--- Aim of the exercise ---
For the material that follows, list every line containing the word "ylabel".

--- Material provided ---
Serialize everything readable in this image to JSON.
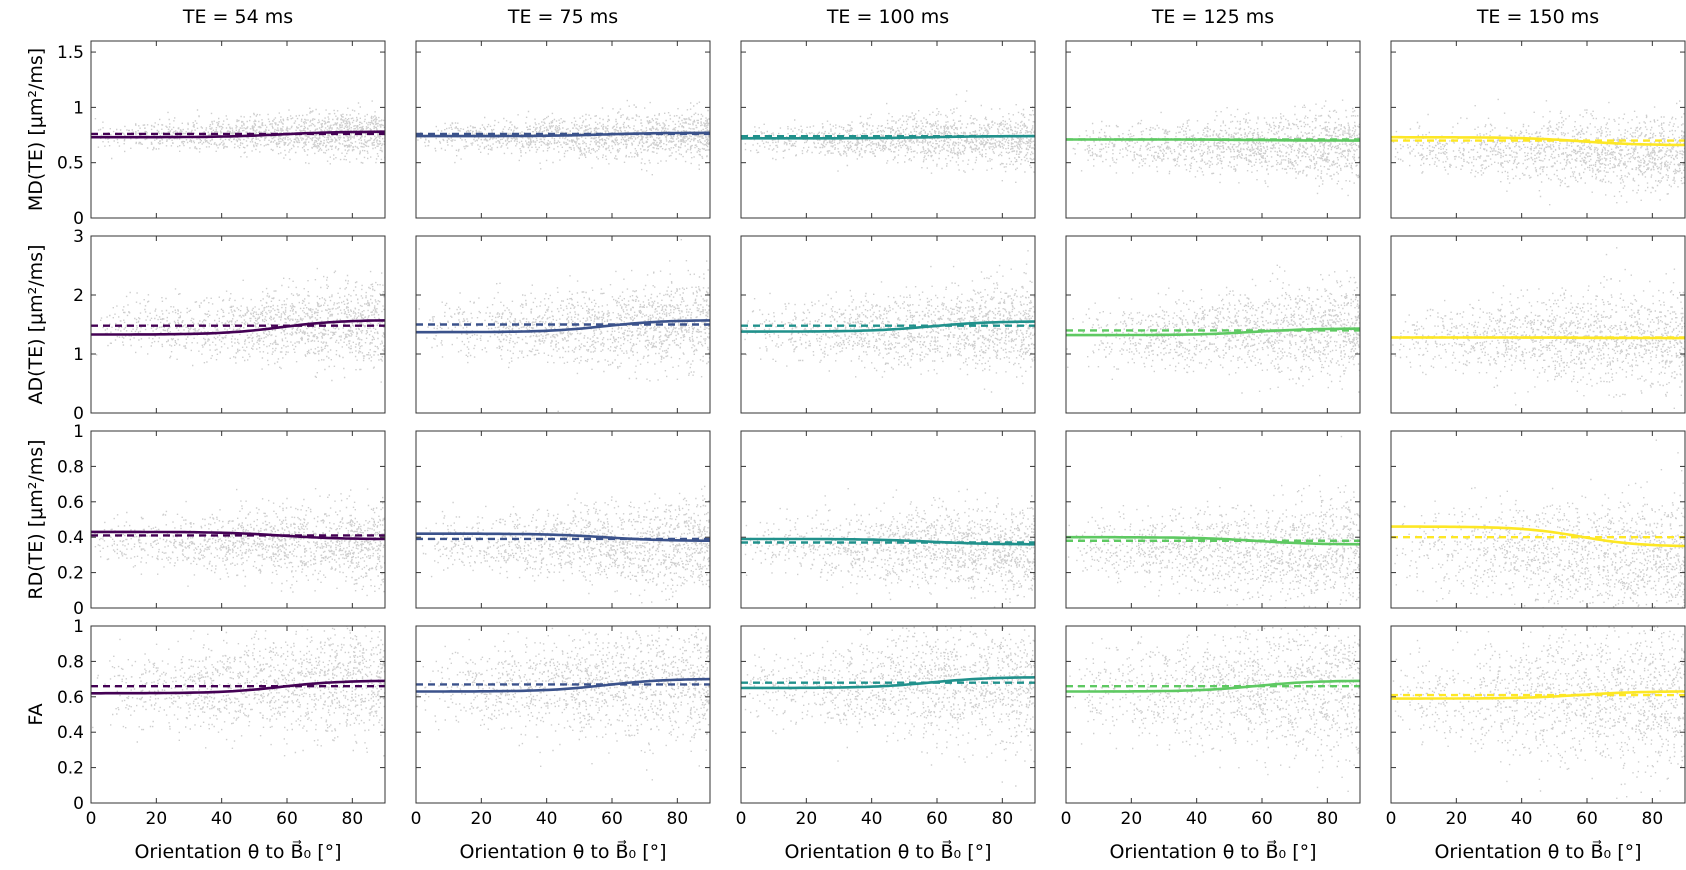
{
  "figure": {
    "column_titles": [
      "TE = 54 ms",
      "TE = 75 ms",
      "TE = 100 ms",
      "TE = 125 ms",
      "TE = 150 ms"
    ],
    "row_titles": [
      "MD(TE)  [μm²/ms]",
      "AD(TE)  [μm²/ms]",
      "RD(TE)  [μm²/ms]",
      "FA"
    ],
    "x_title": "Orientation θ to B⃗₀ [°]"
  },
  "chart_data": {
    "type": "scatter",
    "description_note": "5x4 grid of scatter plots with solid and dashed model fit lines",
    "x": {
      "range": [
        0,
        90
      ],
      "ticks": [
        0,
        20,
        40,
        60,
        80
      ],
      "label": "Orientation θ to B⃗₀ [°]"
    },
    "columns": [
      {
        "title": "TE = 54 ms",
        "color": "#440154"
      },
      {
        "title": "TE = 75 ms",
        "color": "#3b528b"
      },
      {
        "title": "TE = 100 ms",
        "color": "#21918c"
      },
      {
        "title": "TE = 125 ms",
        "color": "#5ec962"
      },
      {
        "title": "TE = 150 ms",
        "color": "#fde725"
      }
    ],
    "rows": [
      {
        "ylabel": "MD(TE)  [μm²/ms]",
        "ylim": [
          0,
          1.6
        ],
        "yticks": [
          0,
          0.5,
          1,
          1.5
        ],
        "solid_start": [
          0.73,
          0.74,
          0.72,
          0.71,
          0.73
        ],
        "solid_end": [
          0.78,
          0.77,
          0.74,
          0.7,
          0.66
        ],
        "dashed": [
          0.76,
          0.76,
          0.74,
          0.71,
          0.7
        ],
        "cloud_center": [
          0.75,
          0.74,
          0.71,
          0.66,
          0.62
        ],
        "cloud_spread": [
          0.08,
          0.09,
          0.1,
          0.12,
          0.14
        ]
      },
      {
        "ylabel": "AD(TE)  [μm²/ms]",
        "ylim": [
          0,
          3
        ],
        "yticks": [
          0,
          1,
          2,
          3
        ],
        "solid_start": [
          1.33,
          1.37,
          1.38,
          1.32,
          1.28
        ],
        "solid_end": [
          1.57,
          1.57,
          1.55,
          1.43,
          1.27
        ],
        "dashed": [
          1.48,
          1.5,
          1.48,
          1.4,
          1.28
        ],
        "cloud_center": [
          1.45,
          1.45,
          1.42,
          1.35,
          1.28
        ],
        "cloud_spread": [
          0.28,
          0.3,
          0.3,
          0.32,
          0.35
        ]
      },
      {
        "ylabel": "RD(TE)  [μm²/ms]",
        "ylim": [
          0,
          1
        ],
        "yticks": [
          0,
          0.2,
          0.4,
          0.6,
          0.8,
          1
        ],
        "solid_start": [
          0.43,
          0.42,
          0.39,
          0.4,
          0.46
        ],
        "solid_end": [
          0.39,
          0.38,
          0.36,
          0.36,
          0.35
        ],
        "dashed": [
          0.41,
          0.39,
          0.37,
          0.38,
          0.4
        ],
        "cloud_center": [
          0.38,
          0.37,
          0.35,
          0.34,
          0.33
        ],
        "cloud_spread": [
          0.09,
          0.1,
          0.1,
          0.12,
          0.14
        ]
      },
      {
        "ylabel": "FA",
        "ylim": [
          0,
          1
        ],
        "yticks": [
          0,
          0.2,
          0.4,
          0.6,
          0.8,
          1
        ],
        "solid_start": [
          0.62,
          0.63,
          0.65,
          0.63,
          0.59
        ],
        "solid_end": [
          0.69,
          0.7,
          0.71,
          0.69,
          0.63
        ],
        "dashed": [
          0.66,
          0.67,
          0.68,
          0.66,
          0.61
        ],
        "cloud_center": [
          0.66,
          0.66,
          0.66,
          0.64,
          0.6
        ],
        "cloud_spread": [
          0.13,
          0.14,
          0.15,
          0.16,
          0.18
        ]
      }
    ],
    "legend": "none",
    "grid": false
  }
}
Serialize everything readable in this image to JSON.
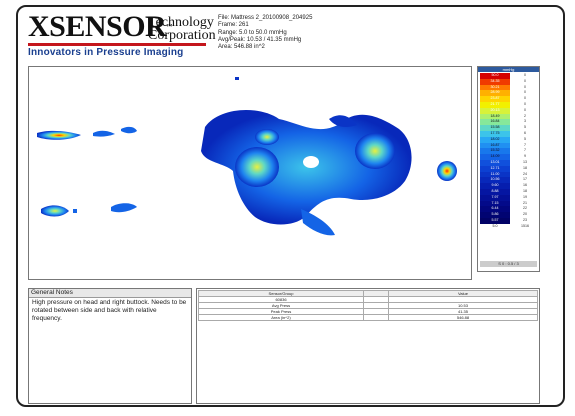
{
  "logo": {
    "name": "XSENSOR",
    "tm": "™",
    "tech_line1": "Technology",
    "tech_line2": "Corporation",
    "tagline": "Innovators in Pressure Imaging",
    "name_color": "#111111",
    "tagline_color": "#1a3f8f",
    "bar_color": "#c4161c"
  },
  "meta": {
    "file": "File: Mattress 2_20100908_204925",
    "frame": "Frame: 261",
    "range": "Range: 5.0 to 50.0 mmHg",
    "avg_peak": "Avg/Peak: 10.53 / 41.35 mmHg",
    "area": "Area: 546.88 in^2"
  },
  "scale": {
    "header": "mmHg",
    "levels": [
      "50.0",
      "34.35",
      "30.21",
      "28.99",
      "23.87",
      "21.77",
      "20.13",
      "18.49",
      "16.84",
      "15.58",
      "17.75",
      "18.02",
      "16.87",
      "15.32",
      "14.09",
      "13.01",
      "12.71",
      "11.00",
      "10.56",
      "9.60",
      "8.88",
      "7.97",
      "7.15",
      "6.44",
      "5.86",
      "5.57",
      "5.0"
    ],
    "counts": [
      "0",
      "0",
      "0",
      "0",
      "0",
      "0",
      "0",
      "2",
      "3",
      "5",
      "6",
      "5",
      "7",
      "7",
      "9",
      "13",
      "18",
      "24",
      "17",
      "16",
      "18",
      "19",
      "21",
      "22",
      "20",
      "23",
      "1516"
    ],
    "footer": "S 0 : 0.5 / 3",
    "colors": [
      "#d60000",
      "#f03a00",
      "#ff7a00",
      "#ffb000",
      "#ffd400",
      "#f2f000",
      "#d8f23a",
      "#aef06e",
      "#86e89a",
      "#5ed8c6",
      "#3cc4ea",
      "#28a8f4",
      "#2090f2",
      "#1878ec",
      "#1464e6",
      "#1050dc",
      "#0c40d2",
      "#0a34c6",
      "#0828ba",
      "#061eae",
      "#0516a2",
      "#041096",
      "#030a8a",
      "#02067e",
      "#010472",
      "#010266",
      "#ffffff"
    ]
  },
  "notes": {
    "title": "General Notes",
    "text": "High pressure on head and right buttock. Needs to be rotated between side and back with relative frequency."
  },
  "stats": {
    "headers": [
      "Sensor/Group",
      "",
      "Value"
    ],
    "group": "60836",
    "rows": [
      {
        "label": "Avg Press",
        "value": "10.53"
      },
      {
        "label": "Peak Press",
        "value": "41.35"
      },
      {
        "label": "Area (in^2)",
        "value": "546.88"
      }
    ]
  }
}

--- Solved problem ---
        "ylabel": "MD(TE)  [μm²/ms]",
        "ylabel": "AD(TE)  [μm²/ms]",
        "ylabel": "RD(TE)  [μm²/ms]",
        "ylabel": "FA",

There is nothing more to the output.